* BEGIN Records provided *

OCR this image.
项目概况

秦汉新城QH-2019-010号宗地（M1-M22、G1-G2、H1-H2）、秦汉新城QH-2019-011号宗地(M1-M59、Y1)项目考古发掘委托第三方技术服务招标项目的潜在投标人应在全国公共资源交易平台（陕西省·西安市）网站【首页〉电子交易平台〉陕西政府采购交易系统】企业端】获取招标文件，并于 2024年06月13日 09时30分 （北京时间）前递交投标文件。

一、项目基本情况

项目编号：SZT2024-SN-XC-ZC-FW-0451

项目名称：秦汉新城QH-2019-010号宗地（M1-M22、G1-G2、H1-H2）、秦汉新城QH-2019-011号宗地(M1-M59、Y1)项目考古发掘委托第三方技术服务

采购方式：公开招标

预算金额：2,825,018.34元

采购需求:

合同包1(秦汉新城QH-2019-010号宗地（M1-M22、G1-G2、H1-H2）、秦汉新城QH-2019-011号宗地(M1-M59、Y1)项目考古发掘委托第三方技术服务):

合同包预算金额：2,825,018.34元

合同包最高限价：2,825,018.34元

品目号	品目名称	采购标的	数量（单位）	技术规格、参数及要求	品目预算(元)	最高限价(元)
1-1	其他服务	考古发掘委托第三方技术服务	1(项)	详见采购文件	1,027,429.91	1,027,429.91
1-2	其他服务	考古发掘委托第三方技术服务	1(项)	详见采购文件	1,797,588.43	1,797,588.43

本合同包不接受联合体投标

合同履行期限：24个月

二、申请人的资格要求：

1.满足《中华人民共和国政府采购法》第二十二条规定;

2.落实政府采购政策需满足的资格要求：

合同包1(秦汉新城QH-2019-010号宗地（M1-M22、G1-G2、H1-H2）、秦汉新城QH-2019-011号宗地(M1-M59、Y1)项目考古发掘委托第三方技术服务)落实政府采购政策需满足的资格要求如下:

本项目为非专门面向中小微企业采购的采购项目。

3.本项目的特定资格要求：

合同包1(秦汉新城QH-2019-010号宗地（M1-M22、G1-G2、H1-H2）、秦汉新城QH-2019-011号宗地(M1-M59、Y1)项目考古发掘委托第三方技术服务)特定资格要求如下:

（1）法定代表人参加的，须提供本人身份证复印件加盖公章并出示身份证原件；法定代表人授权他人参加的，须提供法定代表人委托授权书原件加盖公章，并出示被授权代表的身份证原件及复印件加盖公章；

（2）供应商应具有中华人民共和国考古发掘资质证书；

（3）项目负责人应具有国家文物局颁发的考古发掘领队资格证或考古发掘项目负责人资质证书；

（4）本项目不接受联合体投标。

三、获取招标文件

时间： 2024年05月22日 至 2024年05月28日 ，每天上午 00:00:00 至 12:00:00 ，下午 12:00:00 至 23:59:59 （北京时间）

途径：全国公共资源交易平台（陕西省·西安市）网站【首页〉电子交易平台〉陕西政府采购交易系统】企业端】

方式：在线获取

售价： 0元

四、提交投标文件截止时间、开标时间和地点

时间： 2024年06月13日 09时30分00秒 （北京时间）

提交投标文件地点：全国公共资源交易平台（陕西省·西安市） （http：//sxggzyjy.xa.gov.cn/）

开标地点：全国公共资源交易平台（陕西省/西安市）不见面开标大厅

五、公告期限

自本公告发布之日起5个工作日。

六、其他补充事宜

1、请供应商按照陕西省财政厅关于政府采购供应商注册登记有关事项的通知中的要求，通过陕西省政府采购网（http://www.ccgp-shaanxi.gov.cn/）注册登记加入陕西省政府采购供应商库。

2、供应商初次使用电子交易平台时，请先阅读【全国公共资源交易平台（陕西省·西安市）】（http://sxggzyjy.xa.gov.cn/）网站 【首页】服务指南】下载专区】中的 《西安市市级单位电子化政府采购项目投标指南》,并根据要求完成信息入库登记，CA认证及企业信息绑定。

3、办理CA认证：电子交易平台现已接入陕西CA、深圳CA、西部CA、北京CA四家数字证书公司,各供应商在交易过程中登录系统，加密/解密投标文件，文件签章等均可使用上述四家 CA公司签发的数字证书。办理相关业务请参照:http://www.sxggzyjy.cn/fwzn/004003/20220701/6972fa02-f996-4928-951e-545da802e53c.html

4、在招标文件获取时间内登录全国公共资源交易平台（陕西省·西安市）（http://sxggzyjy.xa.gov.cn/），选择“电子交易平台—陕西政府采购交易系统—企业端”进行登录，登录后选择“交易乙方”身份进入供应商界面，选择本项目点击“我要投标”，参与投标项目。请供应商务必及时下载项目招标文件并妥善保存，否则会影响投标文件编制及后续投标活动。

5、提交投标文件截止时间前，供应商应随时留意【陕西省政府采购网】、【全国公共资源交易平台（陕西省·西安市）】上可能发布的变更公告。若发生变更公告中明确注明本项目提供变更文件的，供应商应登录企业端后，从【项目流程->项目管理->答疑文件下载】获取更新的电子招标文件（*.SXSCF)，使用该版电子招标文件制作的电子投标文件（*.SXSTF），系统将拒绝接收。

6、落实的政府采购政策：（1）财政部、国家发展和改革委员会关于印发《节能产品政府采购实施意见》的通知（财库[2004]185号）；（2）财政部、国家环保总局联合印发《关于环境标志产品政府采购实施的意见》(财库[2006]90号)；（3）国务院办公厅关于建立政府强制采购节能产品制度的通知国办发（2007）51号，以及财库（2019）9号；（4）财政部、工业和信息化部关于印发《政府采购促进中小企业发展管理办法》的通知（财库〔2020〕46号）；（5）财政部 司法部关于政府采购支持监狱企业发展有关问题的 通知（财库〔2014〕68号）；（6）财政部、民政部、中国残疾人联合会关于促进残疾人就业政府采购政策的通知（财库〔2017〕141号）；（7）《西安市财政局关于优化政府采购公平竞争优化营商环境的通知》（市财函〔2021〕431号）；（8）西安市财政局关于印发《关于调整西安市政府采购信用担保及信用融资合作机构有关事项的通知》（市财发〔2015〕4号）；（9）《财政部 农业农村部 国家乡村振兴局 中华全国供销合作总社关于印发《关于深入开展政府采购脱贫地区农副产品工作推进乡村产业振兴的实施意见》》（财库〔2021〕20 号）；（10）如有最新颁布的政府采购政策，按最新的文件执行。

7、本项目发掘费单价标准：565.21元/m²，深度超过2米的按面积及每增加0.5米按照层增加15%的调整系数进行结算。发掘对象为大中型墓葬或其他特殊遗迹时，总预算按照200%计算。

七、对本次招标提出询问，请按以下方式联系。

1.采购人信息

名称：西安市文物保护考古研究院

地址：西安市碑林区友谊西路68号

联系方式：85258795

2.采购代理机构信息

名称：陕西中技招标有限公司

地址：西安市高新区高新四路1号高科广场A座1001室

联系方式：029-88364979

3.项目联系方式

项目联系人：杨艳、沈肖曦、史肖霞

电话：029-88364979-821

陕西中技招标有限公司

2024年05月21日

* END Records provided *

**What is expected**
All of the data shown above must be copied exactly.

**Result for this exercise**
OCR this image.
项目概况

秦汉新城QH-2019-010号宗地（M1-M22、G1-G2、H1-H2）、秦汉新城QH-2019-011号宗地(M1-M59、Y1)项目考古发掘委托第三方技术服务招标项目的潜在投标人应在全国公共资源交易平台（陕西省·西安市）网站【首页〉电子交易平台〉陕西政府采购交易系统】企业端】获取招标文件，并于 2024年06月13日 09时30分 （北京时间）前递交投标文件。

一、项目基本情况

项目编号：SZT2024-SN-XC-ZC-FW-0451

项目名称：秦汉新城QH-2019-010号宗地（M1-M22、G1-G2、H1-H2）、秦汉新城QH-2019-011号宗地(M1-M59、Y1)项目考古发掘委托第三方技术服务

采购方式：公开招标

预算金额：2,825,018.34元

采购需求:

合同包1(秦汉新城QH-2019-010号宗地（M1-M22、G1-G2、H1-H2）、秦汉新城QH-2019-011号宗地(M1-M59、Y1)项目考古发掘委托第三方技术服务):

合同包预算金额：2,825,018.34元

合同包最高限价：2,825,018.34元

品目号	品目名称	采购标的	数量（单位）	技术规格、参数及要求	品目预算(元)	最高限价(元)
1-1	其他服务	考古发掘委托第三方技术服务	1(项)	详见采购文件	1,027,429.91	1,027,429.91
1-2	其他服务	考古发掘委托第三方技术服务	1(项)	详见采购文件	1,797,588.43	1,797,588.43

本合同包不接受联合体投标

合同履行期限：24个月

二、申请人的资格要求：

1.满足《中华人民共和国政府采购法》第二十二条规定;

2.落实政府采购政策需满足的资格要求：

合同包1(秦汉新城QH-2019-010号宗地（M1-M22、G1-G2、H1-H2）、秦汉新城QH-2019-011号宗地(M1-M59、Y1)项目考古发掘委托第三方技术服务)落实政府采购政策需满足的资格要求如下:

本项目为非专门面向中小微企业采购的采购项目。

3.本项目的特定资格要求：

合同包1(秦汉新城QH-2019-010号宗地（M1-M22、G1-G2、H1-H2）、秦汉新城QH-2019-011号宗地(M1-M59、Y1)项目考古发掘委托第三方技术服务)特定资格要求如下:

（1）法定代表人参加的，须提供本人身份证复印件加盖公章并出示身份证原件；法定代表人授权他人参加的，须提供法定代表人委托授权书原件加盖公章，并出示被授权代表的身份证原件及复印件加盖公章；

（2）供应商应具有中华人民共和国考古发掘资质证书；

（3）项目负责人应具有国家文物局颁发的考古发掘领队资格证或考古发掘项目负责人资质证书；

（4）本项目不接受联合体投标。

三、获取招标文件

时间： 2024年05月22日 至 2024年05月28日 ，每天上午 00:00:00 至 12:00:00 ，下午 12:00:00 至 23:59:59 （北京时间）

途径：全国公共资源交易平台（陕西省·西安市）网站【首页〉电子交易平台〉陕西政府采购交易系统】企业端】

方式：在线获取

售价： 0元

四、提交投标文件截止时间、开标时间和地点

时间： 2024年06月13日 09时30分00秒 （北京时间）

提交投标文件地点：全国公共资源交易平台（陕西省·西安市） （http：//sxggzyjy.xa.gov.cn/）

开标地点：全国公共资源交易平台（陕西省/西安市）不见面开标大厅

五、公告期限

自本公告发布之日起5个工作日。

六、其他补充事宜

1、请供应商按照陕西省财政厅关于政府采购供应商注册登记有关事项的通知中的要求，通过陕西省政府采购网（http://www.ccgp-shaanxi.gov.cn/）注册登记加入陕西省政府采购供应商库。

2、供应商初次使用电子交易平台时，请先阅读【全国公共资源交易平台（陕西省·西安市）】（http://sxggzyjy.xa.gov.cn/）网站 【首页】服务指南】下载专区】中的 《西安市市级单位电子化政府采购项目投标指南》,并根据要求完成信息入库登记，CA认证及企业信息绑定。

3、办理CA认证：电子交易平台现已接入陕西CA、深圳CA、西部CA、北京CA四家数字证书公司,各供应商在交易过程中登录系统，加密/解密投标文件，文件签章等均可使用上述四家 CA公司签发的数字证书。办理相关业务请参照:http://www.sxggzyjy.cn/fwzn/004003/20220701/6972fa02-f996-4928-951e-545da802e53c.html

4、在招标文件获取时间内登录全国公共资源交易平台（陕西省·西安市）（http://sxggzyjy.xa.gov.cn/），选择“电子交易平台—陕西政府采购交易系统—企业端”进行登录，登录后选择“交易乙方”身份进入供应商界面，选择本项目点击“我要投标”，参与投标项目。请供应商务必及时下载项目招标文件并妥善保存，否则会影响投标文件编制及后续投标活动。

5、提交投标文件截止时间前，供应商应随时留意【陕西省政府采购网】、【全国公共资源交易平台（陕西省·西安市）】上可能发布的变更公告。若发生变更公告中明确注明本项目提供变更文件的，供应商应登录企业端后，从【项目流程->项目管理->答疑文件下载】获取更新的电子招标文件（*.SXSCF)，使用该版电子招标文件制作的电子投标文件（*.SXSTF），系统将拒绝接收。

6、落实的政府采购政策：（1）财政部、国家发展和改革委员会关于印发《节能产品政府采购实施意见》的通知（财库[2004]185号）；（2）财政部、国家环保总局联合印发《关于环境标志产品政府采购实施的意见》(财库[2006]90号)；（3）国务院办公厅关于建立政府强制采购节能产品制度的通知国办发（2007）51号，以及财库（2019）9号；（4）财政部、工业和信息化部关于印发《政府采购促进中小企业发展管理办法》的通知（财库〔2020〕46号）；（5）财政部 司法部关于政府采购支持监狱企业发展有关问题的 通知（财库〔2014〕68号）；（6）财政部、民政部、中国残疾人联合会关于促进残疾人就业政府采购政策的通知（财库〔2017〕141号）；（7）《西安市财政局关于优化政府采购公平竞争优化营商环境的通知》（市财函〔2021〕431号）；（8）西安市财政局关于印发《关于调整西安市政府采购信用担保及信用融资合作机构有关事项的通知》（市财发〔2015〕4号）；（9）《财政部 农业农村部 国家乡村振兴局 中华全国供销合作总社关于印发《关于深入开展政府采购脱贫地区农副产品工作推进乡村产业振兴的实施意见》》（财库〔2021〕20 号）；（10）如有最新颁布的政府采购政策，按最新的文件执行。

7、本项目发掘费单价标准：565.21元/m²，深度超过2米的按面积及每增加0.5米按照层增加15%的调整系数进行结算。发掘对象为大中型墓葬或其他特殊遗迹时，总预算按照200%计算。

七、对本次招标提出询问，请按以下方式联系。

1.采购人信息

名称：西安市文物保护考古研究院

地址：西安市碑林区友谊西路68号

联系方式：85258795

2.采购代理机构信息

名称：陕西中技招标有限公司

地址：西安市高新区高新四路1号高科广场A座1001室

联系方式：029-88364979

3.项目联系方式

项目联系人：杨艳、沈肖曦、史肖霞

电话：029-88364979-821

陕西中技招标有限公司

2024年05月21日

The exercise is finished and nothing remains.